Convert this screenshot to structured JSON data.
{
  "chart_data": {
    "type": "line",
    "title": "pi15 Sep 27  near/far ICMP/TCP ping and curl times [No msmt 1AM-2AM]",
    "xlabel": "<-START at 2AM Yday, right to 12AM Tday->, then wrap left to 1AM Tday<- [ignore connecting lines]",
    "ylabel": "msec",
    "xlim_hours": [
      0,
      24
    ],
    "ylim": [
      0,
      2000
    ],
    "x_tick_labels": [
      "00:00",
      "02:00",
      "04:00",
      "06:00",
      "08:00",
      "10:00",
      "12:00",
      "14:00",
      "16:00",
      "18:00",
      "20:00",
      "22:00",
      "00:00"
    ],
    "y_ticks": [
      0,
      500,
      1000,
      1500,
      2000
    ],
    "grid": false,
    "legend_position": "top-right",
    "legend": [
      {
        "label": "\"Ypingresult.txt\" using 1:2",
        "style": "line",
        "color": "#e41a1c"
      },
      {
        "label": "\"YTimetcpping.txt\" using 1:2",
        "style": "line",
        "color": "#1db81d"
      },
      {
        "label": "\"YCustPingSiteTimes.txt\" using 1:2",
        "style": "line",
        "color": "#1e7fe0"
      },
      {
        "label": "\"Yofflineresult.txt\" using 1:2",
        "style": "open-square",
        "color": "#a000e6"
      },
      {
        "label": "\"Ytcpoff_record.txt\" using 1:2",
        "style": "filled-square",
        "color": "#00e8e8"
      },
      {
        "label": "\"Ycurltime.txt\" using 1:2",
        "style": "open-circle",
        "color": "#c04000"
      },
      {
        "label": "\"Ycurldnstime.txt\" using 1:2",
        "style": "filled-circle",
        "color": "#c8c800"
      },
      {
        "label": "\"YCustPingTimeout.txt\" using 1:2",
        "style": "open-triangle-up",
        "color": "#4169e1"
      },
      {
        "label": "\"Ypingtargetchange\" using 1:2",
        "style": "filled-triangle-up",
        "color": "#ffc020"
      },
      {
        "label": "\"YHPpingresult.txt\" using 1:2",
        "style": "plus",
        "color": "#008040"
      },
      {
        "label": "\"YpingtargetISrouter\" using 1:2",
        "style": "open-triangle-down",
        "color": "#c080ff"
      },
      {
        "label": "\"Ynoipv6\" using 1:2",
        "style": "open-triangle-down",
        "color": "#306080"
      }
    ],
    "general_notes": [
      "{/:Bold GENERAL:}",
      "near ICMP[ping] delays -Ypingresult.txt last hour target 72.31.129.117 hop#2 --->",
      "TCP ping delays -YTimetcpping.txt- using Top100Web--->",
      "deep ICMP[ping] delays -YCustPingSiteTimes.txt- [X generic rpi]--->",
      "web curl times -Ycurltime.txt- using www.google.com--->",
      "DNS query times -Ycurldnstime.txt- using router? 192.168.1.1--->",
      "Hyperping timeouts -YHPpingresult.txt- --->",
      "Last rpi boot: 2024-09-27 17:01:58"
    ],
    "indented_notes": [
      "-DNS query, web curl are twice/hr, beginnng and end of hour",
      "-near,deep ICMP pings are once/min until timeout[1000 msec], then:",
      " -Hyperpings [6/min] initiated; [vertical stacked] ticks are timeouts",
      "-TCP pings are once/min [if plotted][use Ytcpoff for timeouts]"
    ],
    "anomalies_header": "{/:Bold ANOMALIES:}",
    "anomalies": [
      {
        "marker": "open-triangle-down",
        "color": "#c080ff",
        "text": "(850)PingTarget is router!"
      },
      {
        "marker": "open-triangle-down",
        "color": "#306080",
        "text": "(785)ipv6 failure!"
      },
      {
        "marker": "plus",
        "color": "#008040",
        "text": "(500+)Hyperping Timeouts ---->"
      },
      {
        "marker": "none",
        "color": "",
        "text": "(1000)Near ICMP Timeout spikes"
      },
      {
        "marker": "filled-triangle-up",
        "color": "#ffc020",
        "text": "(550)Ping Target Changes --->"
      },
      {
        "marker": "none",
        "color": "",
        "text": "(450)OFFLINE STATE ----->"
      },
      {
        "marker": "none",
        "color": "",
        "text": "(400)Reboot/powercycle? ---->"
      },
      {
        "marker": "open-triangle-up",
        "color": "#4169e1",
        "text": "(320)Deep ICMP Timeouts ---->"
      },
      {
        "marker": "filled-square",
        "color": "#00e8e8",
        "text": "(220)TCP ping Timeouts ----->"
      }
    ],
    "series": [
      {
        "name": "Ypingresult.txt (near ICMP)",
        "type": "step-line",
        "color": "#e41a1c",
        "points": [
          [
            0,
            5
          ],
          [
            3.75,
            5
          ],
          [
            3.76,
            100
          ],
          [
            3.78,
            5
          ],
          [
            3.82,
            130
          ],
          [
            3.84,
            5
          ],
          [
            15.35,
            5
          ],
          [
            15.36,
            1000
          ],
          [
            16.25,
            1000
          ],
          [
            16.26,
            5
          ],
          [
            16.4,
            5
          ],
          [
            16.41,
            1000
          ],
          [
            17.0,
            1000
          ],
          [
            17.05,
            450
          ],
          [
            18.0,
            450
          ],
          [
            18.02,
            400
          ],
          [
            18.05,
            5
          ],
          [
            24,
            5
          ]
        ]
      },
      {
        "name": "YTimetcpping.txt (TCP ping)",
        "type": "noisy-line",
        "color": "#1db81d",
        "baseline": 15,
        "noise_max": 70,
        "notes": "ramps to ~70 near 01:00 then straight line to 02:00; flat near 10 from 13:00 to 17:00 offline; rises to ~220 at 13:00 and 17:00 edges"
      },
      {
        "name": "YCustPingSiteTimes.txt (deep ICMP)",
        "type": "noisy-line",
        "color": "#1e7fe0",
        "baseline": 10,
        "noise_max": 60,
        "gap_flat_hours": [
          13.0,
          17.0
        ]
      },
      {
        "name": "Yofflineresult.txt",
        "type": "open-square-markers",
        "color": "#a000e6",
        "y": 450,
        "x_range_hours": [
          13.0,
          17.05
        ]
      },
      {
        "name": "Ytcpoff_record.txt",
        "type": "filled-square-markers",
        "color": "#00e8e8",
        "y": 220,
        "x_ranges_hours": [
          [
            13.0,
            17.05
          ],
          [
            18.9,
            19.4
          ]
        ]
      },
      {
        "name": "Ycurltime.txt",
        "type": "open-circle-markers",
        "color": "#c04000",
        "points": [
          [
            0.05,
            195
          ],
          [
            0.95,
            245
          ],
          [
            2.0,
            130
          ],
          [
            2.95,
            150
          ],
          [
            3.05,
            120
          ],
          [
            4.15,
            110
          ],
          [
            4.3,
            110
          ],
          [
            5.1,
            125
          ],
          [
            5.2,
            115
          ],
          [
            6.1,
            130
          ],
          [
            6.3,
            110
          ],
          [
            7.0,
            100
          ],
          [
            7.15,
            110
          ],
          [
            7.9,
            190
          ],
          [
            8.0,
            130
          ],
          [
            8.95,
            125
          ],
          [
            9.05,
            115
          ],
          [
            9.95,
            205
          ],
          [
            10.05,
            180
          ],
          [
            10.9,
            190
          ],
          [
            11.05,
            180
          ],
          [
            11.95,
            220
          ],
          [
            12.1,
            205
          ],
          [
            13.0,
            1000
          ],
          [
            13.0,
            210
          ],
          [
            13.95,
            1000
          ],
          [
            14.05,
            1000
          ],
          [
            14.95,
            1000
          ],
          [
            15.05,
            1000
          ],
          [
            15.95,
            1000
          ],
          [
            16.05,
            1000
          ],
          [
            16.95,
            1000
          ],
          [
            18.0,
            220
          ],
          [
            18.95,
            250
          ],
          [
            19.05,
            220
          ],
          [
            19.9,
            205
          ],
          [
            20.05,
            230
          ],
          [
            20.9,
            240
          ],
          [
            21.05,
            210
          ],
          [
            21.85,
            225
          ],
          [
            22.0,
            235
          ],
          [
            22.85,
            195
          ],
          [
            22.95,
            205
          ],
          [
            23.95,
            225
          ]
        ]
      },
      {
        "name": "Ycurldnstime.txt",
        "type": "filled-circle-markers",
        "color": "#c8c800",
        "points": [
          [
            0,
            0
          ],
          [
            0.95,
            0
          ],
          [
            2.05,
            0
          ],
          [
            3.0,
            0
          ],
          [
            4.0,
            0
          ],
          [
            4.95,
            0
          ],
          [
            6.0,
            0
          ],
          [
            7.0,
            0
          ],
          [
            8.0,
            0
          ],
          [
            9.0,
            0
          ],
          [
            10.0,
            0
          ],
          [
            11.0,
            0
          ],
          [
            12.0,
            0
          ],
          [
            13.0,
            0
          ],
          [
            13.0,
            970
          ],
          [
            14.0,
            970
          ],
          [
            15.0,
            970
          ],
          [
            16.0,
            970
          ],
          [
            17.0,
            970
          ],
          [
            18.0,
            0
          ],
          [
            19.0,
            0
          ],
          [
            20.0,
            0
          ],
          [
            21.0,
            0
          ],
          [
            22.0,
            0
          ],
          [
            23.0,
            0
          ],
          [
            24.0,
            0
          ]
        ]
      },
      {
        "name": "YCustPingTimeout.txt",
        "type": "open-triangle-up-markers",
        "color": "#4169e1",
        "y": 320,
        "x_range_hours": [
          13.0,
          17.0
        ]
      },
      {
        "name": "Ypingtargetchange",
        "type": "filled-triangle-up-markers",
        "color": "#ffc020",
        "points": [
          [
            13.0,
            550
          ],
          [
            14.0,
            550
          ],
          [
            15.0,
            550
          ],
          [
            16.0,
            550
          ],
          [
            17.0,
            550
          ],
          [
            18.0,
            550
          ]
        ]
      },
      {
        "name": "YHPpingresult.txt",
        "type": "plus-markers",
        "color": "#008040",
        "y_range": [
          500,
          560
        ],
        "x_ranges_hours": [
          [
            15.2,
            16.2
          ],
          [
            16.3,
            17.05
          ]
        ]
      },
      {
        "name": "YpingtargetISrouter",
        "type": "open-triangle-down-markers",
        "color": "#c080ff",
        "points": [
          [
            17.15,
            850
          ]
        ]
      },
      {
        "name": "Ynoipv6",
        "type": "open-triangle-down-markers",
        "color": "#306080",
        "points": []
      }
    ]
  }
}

---------------

▸ **DO THIS**:
Look through the listing above. Pick out each line with "triangle" and copy it.

▸ **WRITTEN RESPONSE**:
        "style": "open-triangle-up",
        "style": "filled-triangle-up",
        "style": "open-triangle-down",
        "style": "open-triangle-down",
        "marker": "open-triangle-down",
        "marker": "open-triangle-down",
        "marker": "filled-triangle-up",
        "marker": "open-triangle-up",
        "type": "open-triangle-up-markers",
        "type": "filled-triangle-up-markers",
        "type": "open-triangle-down-markers",
        "type": "open-triangle-down-markers",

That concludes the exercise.